Required work:
Scan the material below for lines with the word "this" and report how many there are, with nothing added.

Extracted information:
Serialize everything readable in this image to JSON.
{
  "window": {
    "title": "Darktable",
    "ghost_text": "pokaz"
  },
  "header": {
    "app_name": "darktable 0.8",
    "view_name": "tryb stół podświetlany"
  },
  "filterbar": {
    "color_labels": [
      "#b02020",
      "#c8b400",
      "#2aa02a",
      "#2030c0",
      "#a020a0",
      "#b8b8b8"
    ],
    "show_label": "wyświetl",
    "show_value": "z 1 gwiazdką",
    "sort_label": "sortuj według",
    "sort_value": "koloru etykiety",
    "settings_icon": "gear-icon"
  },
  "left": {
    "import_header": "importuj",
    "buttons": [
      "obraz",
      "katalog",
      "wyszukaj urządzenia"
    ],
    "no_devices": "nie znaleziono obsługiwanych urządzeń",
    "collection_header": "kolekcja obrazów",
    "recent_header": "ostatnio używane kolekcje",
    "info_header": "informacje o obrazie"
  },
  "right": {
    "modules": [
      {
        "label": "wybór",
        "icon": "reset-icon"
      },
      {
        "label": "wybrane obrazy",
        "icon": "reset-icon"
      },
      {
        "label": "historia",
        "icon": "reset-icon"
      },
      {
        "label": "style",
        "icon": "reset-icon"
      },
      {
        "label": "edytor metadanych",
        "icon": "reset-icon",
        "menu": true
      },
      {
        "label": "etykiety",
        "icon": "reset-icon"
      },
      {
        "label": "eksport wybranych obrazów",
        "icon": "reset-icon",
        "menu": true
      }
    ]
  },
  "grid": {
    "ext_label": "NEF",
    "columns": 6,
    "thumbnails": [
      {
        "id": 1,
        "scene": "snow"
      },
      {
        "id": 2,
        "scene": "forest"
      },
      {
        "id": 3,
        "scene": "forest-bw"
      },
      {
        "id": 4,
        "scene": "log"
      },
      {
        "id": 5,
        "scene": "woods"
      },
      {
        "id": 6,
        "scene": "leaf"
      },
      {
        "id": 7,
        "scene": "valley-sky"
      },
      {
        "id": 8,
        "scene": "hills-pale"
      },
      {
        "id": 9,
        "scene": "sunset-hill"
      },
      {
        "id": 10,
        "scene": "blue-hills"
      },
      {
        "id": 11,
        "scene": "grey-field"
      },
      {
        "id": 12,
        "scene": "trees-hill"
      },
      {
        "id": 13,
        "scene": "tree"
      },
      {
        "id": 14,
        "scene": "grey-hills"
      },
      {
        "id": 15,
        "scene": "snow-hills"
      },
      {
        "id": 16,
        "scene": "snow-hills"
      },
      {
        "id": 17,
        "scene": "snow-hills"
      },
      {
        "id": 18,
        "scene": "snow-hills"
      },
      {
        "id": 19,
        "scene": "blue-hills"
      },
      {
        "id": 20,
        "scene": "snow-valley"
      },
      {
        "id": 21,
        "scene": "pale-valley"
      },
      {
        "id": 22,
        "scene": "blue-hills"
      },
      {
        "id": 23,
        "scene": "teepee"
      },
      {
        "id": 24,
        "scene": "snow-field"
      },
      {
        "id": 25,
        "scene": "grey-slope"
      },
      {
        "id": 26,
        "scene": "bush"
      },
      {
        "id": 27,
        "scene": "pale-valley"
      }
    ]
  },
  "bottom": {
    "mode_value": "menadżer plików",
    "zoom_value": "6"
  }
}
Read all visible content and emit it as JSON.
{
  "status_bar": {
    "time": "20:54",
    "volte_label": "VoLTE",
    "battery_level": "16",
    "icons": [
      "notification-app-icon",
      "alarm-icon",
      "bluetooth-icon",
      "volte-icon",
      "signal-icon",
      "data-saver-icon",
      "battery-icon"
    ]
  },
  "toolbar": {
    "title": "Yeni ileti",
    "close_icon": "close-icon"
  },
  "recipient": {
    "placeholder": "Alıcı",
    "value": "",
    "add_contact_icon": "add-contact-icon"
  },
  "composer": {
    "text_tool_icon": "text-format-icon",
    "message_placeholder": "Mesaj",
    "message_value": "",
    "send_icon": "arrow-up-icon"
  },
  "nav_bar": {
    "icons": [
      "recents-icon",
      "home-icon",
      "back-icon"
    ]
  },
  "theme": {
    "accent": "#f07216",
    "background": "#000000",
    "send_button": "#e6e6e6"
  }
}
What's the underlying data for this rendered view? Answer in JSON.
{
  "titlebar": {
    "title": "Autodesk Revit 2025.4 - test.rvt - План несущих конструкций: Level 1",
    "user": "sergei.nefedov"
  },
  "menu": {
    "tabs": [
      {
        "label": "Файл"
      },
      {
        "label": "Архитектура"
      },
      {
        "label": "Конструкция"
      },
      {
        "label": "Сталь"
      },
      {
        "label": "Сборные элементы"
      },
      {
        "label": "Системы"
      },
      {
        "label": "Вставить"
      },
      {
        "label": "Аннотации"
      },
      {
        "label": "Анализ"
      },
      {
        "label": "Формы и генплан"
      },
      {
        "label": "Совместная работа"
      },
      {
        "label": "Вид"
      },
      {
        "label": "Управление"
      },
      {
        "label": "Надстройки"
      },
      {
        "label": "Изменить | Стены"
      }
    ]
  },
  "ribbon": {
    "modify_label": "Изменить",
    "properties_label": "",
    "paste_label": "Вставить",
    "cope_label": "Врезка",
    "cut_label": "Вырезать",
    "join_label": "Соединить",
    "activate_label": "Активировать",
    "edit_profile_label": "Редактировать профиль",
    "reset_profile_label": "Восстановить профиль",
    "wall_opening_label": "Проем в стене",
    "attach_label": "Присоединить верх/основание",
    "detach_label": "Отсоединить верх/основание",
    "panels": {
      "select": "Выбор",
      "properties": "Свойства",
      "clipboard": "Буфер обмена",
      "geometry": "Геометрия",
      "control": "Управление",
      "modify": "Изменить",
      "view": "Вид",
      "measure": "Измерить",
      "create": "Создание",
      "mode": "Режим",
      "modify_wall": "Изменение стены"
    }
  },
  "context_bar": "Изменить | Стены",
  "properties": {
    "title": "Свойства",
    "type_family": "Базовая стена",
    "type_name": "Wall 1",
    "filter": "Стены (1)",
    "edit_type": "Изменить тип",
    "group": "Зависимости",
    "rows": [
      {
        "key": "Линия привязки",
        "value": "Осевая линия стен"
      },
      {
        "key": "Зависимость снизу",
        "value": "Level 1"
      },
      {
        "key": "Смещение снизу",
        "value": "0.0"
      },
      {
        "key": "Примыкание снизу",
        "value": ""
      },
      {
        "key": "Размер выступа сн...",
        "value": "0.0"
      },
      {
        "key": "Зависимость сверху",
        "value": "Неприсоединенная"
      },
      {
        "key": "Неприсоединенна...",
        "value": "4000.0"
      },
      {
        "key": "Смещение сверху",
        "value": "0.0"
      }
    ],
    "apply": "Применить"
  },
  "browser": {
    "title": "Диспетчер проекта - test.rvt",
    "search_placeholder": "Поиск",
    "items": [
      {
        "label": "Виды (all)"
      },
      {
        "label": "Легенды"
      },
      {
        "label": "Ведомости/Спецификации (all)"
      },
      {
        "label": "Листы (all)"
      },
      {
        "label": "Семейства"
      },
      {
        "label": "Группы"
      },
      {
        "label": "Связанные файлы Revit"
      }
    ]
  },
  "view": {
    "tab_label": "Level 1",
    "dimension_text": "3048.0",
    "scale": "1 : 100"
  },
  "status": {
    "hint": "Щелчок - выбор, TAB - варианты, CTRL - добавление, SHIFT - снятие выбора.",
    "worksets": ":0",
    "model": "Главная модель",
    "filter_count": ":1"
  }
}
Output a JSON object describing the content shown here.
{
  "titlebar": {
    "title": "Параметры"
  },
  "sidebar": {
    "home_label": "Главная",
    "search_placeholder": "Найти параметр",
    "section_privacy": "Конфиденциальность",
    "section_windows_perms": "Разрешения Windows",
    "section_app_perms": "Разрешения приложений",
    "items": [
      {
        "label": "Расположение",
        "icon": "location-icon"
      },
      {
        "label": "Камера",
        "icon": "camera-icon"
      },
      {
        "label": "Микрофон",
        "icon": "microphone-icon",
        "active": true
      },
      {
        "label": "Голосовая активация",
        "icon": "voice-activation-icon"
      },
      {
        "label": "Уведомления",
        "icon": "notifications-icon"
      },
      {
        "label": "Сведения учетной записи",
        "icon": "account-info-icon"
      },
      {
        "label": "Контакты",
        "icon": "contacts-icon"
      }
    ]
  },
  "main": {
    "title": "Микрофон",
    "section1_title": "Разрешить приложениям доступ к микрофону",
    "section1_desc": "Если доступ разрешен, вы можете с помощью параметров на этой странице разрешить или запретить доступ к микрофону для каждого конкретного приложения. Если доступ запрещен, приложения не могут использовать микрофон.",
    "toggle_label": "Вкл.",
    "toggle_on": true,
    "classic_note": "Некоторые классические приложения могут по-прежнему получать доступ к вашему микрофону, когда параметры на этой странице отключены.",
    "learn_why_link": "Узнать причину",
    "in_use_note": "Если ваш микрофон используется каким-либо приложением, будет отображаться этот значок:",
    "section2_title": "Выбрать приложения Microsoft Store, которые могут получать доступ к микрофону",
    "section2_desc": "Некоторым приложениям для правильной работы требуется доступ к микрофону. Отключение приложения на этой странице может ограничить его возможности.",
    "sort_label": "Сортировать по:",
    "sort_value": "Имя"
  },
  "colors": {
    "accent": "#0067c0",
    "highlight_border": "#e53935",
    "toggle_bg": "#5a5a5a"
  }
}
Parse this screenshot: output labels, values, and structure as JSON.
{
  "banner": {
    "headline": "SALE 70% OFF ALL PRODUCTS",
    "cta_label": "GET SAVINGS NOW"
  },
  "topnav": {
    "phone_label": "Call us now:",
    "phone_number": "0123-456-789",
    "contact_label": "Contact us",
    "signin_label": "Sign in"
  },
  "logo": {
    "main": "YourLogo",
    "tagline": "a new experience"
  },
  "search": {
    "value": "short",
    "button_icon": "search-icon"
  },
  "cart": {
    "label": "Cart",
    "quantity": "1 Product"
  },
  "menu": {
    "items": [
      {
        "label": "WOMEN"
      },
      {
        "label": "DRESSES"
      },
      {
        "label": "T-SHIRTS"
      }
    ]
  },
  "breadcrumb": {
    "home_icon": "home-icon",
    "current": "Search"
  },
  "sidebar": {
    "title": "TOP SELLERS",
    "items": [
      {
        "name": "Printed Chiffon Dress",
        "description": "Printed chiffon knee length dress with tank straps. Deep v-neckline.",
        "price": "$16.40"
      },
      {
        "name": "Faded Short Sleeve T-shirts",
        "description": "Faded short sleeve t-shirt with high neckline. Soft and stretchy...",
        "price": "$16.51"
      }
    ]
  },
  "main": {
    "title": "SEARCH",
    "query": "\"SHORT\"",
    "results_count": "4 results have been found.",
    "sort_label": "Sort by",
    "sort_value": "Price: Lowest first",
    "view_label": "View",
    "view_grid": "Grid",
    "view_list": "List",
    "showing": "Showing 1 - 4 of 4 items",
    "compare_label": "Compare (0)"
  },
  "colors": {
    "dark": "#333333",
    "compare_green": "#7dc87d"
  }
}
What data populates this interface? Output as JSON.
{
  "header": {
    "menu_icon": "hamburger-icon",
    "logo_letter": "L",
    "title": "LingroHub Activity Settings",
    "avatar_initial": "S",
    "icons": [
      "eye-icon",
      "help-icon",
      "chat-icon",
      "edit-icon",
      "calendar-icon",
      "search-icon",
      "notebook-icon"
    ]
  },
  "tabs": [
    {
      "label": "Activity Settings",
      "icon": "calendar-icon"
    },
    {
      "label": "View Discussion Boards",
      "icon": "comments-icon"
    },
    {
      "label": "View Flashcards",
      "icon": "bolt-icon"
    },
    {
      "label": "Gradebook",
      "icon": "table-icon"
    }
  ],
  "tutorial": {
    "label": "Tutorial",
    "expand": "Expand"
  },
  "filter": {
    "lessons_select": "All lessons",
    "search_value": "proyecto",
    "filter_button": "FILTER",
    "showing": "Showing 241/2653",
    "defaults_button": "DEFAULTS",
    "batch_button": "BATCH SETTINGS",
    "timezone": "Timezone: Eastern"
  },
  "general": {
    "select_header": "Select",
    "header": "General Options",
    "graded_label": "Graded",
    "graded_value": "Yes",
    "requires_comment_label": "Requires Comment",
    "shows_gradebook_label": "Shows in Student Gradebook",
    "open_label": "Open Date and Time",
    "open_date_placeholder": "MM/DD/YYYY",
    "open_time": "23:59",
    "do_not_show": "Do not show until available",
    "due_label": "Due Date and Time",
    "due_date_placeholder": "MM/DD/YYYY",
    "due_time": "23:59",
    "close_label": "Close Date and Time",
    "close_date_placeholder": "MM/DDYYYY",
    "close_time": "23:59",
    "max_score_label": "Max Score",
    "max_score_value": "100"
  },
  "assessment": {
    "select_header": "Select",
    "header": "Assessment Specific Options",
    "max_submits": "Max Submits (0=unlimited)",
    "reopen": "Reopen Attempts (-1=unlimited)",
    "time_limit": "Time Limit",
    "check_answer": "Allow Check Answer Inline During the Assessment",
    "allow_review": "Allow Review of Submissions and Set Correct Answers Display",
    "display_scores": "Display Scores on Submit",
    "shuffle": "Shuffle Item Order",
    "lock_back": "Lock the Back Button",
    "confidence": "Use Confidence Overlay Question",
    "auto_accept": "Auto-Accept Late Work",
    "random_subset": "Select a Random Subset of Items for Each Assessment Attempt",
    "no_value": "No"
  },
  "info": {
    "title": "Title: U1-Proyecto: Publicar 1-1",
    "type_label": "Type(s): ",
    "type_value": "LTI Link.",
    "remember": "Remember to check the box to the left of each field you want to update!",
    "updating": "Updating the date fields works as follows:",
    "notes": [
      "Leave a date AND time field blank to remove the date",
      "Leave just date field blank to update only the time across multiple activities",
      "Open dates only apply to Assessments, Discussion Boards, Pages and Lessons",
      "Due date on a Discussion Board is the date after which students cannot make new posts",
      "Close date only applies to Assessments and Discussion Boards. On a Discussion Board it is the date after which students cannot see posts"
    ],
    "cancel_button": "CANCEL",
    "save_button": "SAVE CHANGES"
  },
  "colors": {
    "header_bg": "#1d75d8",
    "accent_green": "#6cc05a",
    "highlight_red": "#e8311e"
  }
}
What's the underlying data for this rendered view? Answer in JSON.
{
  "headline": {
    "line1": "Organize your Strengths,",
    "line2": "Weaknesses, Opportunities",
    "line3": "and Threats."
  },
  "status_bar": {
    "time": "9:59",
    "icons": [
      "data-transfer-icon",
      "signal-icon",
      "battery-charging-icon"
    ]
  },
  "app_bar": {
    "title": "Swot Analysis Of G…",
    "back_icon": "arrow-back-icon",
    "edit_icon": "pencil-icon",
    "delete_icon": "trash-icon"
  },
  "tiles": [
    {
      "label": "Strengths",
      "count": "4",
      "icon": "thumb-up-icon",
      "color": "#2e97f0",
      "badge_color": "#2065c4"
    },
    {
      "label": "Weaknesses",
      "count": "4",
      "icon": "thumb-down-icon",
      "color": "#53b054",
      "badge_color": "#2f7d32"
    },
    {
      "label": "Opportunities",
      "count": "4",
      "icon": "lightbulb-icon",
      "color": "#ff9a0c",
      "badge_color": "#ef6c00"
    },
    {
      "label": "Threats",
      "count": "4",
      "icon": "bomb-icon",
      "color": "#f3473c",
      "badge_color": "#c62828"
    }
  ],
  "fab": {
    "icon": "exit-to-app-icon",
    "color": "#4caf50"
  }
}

Output of the task:
5